# start of Passage provided

Re: Updating large amounts of data

Marco Neumann Thu, 13 Sep 2018 02:56:58 -0700

Rob, keeping fuseki live wasn't stated as a requirement for 1. so my advise
stands. we are running similar updates with fresh data frequently.


Markus, to keep fuseki downtime at a minimum you can pre-populate tdb into
a temporary directory as well and later switch between directories. don't
forget to run the tdb optimizer to generate the stats.opt file.


On Thu, Sep 13, 2018 at 10:33 AM Rob Vesse <[email protected]> wrote:

> I am not sure tdbloader/tbdloader2 scripts help in this case.  This is an
> online update of a running Fuseki instance backed by TDB from what has been
> described.
>
> Since a TDB instance can only be safely used by a single JVM at a time
> using those scripts would not be a viable option here unless the OP was
> willing to stop Fuseki during updates as otherwise it would either fail
> (because the built in TDB mechanisms would prevent it) or it would risk
> causing data corruption
>
> Rob
>
> On 13/09/2018, 10:11, "Marco Neumann" <[email protected]> wrote:
>
>     Markus, the tdbloader2 script is part of the apache-jena distribution.
>
>     let me know how you get on and how this improves your data load
> process.
>
>     Marco
>
>
>
>     On Thu, Sep 13, 2018 at 9:58 AM Markus Neumann <
> [email protected]>
>     wrote:
>
>     > Hi Marco,
>     >
>     > as this is a project for a customer, I'm afraid we can't make the
> data
>     > public.
>     >
>     > 1. I'm running Fuseki-3.8.0 with the following configuration:
>     > @prefix :      <http://base/#> .
>     > @prefix rdf:   <http://www.w3.org/1999/02/22-rdf-syntax-ns#> .
>     > @prefix tdb2:  <http://jena.apache.org/2016/tdb#> .
>     > @prefix ja:    <http://jena.hpl.hp.com/2005/11/Assembler#> .
>     > @prefix rdfs:  <http://www.w3.org/2000/01/rdf-schema#> .
>     > @prefix fuseki: <http://jena.apache.org/fuseki#> .
>     > @prefix spatial: <http://jena.apache.org/spatial#> .
>     > @prefix geo: <http://www.w3.org/2003/01/geo/wgs84_pos#> .
>     > @prefix geosparql: <http://www.opengis.net/ont/geosparql#> .

# end of Passage provided
# start of Material shown

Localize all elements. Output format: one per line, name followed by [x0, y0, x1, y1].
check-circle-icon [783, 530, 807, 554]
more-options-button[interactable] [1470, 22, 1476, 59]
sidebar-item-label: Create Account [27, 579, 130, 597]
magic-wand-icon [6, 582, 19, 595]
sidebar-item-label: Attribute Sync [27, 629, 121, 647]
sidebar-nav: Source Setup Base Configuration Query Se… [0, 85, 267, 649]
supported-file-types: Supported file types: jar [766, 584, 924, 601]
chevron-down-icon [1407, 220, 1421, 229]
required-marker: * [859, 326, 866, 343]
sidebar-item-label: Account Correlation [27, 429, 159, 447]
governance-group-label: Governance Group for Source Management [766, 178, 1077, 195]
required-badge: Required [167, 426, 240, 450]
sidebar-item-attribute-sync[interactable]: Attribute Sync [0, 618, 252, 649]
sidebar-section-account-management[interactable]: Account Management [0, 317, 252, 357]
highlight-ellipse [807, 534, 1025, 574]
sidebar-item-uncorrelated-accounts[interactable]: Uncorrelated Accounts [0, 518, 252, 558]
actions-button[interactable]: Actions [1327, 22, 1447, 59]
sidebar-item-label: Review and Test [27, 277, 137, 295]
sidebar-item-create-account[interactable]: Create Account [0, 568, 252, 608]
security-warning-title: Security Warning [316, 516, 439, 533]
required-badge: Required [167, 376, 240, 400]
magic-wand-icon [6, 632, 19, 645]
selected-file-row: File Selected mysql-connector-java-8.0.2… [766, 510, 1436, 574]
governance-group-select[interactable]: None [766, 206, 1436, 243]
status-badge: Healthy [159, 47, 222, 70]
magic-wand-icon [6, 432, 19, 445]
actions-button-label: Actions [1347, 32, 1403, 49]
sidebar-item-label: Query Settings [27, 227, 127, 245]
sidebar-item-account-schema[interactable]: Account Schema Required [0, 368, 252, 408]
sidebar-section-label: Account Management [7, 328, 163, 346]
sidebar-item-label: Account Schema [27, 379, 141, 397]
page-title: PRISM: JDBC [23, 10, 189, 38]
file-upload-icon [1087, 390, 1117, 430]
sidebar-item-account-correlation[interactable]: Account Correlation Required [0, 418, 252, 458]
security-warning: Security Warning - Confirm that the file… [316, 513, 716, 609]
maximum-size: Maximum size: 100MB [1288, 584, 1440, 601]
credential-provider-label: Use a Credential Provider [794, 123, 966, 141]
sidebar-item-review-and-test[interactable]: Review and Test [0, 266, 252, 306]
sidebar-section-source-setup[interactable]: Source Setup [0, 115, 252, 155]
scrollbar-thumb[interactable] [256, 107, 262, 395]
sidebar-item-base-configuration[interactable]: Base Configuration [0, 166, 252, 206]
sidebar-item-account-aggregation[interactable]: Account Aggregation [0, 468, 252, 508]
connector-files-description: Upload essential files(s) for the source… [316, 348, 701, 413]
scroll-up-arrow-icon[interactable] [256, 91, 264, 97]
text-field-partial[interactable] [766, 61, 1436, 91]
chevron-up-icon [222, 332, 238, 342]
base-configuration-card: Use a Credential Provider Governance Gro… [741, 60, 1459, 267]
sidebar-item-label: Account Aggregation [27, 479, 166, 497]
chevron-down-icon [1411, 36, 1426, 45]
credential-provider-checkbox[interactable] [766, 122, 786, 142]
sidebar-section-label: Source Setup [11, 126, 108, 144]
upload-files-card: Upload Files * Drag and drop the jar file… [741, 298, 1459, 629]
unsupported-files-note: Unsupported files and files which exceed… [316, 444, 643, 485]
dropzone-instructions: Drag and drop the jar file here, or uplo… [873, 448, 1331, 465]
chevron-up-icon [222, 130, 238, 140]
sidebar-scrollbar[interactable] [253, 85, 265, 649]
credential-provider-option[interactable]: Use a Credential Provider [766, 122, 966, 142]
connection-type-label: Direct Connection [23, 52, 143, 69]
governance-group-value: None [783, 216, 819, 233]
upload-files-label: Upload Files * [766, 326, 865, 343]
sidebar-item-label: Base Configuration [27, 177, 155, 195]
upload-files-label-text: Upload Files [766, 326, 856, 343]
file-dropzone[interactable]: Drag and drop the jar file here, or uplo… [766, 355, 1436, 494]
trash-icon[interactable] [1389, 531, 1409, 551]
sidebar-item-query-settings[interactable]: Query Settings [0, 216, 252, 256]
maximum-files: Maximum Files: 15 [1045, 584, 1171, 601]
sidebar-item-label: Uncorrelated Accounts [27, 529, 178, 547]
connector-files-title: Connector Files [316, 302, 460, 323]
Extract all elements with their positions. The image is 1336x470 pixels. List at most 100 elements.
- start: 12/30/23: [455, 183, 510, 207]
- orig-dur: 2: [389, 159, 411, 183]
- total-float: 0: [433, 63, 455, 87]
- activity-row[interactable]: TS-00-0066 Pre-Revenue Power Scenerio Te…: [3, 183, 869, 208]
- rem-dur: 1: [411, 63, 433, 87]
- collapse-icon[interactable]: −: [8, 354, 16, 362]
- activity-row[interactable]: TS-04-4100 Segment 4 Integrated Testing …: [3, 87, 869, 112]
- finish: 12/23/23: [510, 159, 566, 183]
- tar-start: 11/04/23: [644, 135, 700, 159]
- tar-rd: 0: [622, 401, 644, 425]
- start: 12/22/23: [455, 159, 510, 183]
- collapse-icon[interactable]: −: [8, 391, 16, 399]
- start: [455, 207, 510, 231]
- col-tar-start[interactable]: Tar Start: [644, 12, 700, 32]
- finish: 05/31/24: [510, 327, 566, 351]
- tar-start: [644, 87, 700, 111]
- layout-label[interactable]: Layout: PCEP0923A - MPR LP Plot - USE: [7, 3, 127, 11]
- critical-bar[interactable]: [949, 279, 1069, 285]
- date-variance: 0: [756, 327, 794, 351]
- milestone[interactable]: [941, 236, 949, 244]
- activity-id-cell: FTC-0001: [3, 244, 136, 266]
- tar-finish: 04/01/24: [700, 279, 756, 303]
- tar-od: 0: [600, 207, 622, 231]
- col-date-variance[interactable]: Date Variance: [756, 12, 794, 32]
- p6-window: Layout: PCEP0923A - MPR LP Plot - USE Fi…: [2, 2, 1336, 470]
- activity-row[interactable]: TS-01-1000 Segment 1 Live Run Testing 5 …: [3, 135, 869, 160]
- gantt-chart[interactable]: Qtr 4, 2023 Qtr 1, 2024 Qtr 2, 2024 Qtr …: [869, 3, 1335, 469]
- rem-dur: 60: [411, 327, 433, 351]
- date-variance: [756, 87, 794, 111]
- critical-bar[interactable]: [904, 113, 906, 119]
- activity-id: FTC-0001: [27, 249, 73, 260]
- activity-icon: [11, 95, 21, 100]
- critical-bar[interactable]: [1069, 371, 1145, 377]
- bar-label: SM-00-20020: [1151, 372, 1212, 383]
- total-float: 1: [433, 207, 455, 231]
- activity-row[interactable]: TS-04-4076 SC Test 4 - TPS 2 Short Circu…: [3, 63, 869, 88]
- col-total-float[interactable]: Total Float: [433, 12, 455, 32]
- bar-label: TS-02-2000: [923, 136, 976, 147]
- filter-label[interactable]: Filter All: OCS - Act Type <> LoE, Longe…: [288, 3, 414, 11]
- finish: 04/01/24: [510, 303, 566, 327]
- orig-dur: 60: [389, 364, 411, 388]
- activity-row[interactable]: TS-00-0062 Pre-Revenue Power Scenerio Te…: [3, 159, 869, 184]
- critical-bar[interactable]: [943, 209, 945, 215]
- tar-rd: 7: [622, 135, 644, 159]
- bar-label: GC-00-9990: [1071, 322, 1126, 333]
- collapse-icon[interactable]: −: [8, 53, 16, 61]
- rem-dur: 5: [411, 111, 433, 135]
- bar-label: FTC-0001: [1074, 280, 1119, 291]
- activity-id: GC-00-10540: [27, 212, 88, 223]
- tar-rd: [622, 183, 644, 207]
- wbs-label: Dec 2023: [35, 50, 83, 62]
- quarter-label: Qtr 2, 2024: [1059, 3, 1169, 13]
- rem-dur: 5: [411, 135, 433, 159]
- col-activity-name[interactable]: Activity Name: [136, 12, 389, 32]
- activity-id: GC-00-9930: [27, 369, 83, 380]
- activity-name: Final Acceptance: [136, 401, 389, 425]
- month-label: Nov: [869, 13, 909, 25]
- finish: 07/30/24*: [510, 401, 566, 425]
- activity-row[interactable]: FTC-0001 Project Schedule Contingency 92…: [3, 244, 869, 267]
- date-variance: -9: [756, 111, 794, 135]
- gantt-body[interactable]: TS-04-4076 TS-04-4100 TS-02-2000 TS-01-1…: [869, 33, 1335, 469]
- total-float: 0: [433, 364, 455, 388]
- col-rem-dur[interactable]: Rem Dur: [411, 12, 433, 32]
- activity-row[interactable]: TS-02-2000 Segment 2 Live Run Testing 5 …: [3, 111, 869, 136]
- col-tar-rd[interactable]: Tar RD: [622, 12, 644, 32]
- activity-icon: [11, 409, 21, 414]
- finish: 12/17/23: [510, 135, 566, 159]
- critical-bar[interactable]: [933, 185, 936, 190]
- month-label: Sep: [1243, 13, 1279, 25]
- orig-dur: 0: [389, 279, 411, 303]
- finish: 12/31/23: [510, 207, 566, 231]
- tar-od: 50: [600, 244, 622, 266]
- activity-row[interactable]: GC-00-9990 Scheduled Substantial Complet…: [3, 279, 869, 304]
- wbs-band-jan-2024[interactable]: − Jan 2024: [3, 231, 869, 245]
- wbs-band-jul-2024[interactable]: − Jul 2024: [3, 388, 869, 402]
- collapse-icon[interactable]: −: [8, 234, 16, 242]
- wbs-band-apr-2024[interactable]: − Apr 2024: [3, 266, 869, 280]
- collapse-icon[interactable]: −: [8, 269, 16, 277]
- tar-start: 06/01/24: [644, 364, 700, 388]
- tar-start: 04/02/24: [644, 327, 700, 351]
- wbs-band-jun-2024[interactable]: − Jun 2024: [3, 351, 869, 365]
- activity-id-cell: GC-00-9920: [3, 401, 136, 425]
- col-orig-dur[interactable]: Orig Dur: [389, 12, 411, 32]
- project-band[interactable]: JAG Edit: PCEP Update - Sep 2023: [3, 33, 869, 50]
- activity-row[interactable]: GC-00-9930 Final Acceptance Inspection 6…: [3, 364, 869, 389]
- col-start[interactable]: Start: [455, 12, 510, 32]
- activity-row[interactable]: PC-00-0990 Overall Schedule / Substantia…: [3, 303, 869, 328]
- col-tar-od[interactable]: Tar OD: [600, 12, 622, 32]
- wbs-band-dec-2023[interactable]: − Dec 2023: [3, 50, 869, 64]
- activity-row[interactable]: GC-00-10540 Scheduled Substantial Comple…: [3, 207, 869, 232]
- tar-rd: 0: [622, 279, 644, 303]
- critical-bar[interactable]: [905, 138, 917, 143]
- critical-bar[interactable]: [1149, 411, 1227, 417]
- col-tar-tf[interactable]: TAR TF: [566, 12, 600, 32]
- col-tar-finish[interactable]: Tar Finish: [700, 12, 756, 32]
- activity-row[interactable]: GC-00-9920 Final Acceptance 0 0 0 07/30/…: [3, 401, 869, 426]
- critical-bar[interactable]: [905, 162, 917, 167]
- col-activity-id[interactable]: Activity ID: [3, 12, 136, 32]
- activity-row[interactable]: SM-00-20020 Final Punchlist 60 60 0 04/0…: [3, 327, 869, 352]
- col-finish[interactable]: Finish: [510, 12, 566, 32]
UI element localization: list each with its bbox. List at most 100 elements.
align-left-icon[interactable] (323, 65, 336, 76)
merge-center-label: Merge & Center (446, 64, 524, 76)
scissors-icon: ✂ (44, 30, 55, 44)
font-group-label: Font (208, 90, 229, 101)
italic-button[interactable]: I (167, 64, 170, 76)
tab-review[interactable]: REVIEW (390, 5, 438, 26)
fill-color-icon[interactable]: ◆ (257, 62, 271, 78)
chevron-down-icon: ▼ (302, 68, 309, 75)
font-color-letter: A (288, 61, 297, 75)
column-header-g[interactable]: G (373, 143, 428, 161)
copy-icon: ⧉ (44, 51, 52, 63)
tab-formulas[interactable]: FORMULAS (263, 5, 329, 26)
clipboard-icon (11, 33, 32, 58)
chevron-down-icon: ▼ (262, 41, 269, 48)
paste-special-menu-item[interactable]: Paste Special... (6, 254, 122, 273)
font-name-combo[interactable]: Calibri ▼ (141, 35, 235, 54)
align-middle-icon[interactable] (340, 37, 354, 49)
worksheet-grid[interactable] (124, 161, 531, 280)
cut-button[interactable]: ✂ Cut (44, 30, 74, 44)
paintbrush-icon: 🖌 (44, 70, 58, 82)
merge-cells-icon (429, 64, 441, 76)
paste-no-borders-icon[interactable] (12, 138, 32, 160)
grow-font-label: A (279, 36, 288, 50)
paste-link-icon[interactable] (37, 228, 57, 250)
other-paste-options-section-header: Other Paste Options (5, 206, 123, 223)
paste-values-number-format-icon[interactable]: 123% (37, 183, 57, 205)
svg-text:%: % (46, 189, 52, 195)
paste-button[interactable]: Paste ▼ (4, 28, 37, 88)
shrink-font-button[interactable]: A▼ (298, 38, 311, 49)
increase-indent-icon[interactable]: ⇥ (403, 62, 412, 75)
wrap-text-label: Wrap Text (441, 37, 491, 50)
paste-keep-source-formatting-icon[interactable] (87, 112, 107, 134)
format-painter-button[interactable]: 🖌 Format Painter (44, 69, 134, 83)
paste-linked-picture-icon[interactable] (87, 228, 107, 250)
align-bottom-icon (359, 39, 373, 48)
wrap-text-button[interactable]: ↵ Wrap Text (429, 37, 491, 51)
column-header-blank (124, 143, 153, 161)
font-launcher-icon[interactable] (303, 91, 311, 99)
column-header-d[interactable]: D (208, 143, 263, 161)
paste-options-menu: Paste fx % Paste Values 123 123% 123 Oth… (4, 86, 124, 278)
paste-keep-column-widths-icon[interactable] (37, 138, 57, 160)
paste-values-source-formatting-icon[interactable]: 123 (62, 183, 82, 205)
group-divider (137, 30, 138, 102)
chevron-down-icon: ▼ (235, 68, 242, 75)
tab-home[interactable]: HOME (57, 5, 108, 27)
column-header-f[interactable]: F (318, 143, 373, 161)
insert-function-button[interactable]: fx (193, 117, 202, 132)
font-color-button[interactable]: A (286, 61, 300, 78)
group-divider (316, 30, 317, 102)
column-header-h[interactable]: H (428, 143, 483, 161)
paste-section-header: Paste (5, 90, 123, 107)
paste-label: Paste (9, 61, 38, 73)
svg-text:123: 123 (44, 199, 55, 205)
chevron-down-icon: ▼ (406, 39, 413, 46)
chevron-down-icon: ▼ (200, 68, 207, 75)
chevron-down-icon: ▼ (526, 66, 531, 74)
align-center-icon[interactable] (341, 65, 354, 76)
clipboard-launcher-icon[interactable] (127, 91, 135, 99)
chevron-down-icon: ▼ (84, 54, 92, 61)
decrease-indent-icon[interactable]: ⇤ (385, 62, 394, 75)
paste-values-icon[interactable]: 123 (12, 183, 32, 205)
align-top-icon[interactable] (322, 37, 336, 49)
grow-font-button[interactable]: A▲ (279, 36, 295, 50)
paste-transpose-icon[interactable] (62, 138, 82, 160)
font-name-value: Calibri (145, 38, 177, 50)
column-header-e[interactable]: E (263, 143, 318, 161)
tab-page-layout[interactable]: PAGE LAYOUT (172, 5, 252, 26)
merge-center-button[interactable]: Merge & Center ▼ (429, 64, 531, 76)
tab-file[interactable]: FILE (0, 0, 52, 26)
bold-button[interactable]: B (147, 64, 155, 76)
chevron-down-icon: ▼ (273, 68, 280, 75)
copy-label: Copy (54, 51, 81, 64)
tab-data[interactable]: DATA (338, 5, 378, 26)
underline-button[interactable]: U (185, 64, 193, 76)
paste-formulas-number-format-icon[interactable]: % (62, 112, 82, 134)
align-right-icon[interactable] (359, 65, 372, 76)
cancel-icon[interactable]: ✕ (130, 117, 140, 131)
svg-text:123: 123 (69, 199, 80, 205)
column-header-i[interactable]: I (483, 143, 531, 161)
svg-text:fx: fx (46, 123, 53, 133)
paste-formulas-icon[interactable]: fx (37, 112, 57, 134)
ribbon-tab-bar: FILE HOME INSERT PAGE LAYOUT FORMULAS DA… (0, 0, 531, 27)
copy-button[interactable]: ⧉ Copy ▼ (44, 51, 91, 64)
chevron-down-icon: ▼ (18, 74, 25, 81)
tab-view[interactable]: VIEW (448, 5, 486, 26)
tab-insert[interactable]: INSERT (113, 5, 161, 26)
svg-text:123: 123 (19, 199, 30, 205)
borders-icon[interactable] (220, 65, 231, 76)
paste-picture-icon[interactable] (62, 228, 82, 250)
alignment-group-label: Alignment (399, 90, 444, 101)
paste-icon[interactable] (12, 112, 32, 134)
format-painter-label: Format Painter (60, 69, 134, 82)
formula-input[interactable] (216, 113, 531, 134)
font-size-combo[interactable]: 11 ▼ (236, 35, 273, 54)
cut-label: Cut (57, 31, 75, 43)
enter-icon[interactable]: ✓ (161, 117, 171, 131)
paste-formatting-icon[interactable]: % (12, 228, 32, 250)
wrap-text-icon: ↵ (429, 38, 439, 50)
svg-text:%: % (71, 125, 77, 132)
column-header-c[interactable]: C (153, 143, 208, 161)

# end of Material shown

| Task 1 |
Update the records from their first line through the line containing "supported-file-types: Supported file", swapping "sidebar-item-label" for "nav-item-label" and leaving everything else unchanged. Give only those updated lines.
| Task 2 |
Continue the forum thread about updating large amounts of data in Fuseki from the point where it stops.

| Expected answer 1 |
Localize all elements. Output format: one per line, name followed by [x0, y0, x1, y1].
check-circle-icon [783, 530, 807, 554]
more-options-button[interactable] [1470, 22, 1476, 59]
nav-item-label: Create Account [27, 579, 130, 597]
magic-wand-icon [6, 582, 19, 595]
nav-item-label: Attribute Sync [27, 629, 121, 647]
sidebar-nav: Source Setup Base Configuration Query Se… [0, 85, 267, 649]
supported-file-types: Supported file types: jar [766, 584, 924, 601]

| Expected answer 2 |
>     >
>     > :service_tdb_all  a                   fuseki:Service ;
>     >         rdfs:label                    "TDB2 mm" ;
>     >         fuseki:dataset                :spatial_dataset ;
>     >         fuseki:name                   "mm" ;
>     >         fuseki:serviceQuery           "query" , "sparql" ;
>     >         fuseki:serviceReadGraphStore  "get" ;
>     >         fuseki:serviceReadWriteGraphStore
>     >                 "data" ;
>     >         fuseki:serviceUpdate          "update" ;
>     >         fuseki:serviceUpload          "upload" .
>     >
>     > :spatial_dataset a spatial:SpatialDataset ;
>     >     spatial:dataset   :tdb_dataset_readwrite ;
>     >     spatial:index     <#indexLucene> ;
>     >     .
>     >
>     > <#indexLucene> a spatial:SpatialIndexLucene ;
>     >     #spatial:directory <file:Lucene> ;
>     >     spatial:directory "mem" ;
>     >     spatial:definition <#definition> ;
>     >     .
>     >
>     > <#definition> a spatial:EntityDefinition ;
>     >     spatial:entityField      "uri" ;
>     >     spatial:geoField     "geo" ;
>     >     # custom geo predicates for 1) Latitude/Longitude Format
>     >     spatial:hasSpatialPredicatePairs (
>     >          [ spatial:latitude geo:lat ; spatial:longitude geo:long ]
>     >          ) ;
>     >     # custom geo predicates for 2) Well Known Text (WKT) Literal
>     >     spatial:hasWKTPredicates (geosparql:asWKT) ;
>     >     # custom SpatialContextFactory for 2) Well Known Text (WKT)
> Literal
>     >     spatial:spatialContextFactory
>     > #         "com.spatial4j.core.context.jts.JtsSpatialContextFactory"
>     >
>  "org.locationtech.spatial4j.context.jts.JtsSpatialContextFactory"
>     >     .
>     >
>     > :tdb_dataset_readwrite
>     >         a              tdb2:DatasetTDB2 ;
>     >         tdb2:location
>     > "/srv/linked_data_store/fuseki-server/run/databases/mm" .
>     >
>     > I've been through the Fuseki documentation several times, but I find
> it
>     > still a bit confusing. I would highly appreciate if you could point
> me to
>     > other resources.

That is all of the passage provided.